• [Description of the task]:
Locate each line containing the string "第十五届" and copy it out.

[Extracted records]
────

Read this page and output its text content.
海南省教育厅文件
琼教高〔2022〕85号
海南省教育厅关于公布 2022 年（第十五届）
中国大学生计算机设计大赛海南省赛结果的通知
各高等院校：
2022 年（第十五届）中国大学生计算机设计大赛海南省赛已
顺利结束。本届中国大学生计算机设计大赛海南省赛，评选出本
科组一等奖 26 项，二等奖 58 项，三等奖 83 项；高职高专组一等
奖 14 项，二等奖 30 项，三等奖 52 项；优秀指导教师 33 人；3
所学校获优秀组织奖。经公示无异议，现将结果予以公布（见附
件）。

────

• [Output for this task]:
海南省教育厅关于公布 2022 年（第十五届）
2022 年（第十五届）中国大学生计算机设计大赛海南省赛已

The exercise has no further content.